[WHAT IS NEEDED]
Extract the full listing below without altering a single character.

Items listed in a dataset:
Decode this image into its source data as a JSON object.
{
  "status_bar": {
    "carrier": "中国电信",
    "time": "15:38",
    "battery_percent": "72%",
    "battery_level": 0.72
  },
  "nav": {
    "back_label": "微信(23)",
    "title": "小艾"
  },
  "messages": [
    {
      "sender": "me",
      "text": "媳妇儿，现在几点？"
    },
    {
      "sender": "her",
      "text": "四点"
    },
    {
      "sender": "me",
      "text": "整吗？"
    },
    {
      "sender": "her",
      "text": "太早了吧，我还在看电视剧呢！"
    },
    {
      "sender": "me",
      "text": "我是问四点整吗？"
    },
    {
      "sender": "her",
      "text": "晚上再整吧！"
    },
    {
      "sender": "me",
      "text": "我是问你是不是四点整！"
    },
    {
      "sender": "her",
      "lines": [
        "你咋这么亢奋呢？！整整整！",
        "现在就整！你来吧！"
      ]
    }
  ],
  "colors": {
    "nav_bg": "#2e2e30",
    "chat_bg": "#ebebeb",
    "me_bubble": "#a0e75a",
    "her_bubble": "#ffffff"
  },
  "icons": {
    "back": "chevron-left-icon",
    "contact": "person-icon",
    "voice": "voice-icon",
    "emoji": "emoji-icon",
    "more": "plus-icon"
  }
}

[THE SOLUTION]
Decode this image into its source data as a JSON object.
{
  "status_bar": {
    "carrier": "中国电信",
    "time": "15:38",
    "battery_percent": "72%",
    "battery_level": 0.72
  },
  "nav": {
    "back_label": "微信(23)",
    "title": "小艾"
  },
  "messages": [
    {
      "sender": "me",
      "text": "媳妇儿，现在几点？"
    },
    {
      "sender": "her",
      "text": "四点"
    },
    {
      "sender": "me",
      "text": "整吗？"
    },
    {
      "sender": "her",
      "text": "太早了吧，我还在看电视剧呢！"
    },
    {
      "sender": "me",
      "text": "我是问四点整吗？"
    },
    {
      "sender": "her",
      "text": "晚上再整吧！"
    },
    {
      "sender": "me",
      "text": "我是问你是不是四点整！"
    },
    {
      "sender": "her",
      "lines": [
        "你咋这么亢奋呢？！整整整！",
        "现在就整！你来吧！"
      ]
    }
  ],
  "colors": {
    "nav_bg": "#2e2e30",
    "chat_bg": "#ebebeb",
    "me_bubble": "#a0e75a",
    "her_bubble": "#ffffff"
  },
  "icons": {
    "back": "chevron-left-icon",
    "contact": "person-icon",
    "voice": "voice-icon",
    "emoji": "emoji-icon",
    "more": "plus-icon"
  }
}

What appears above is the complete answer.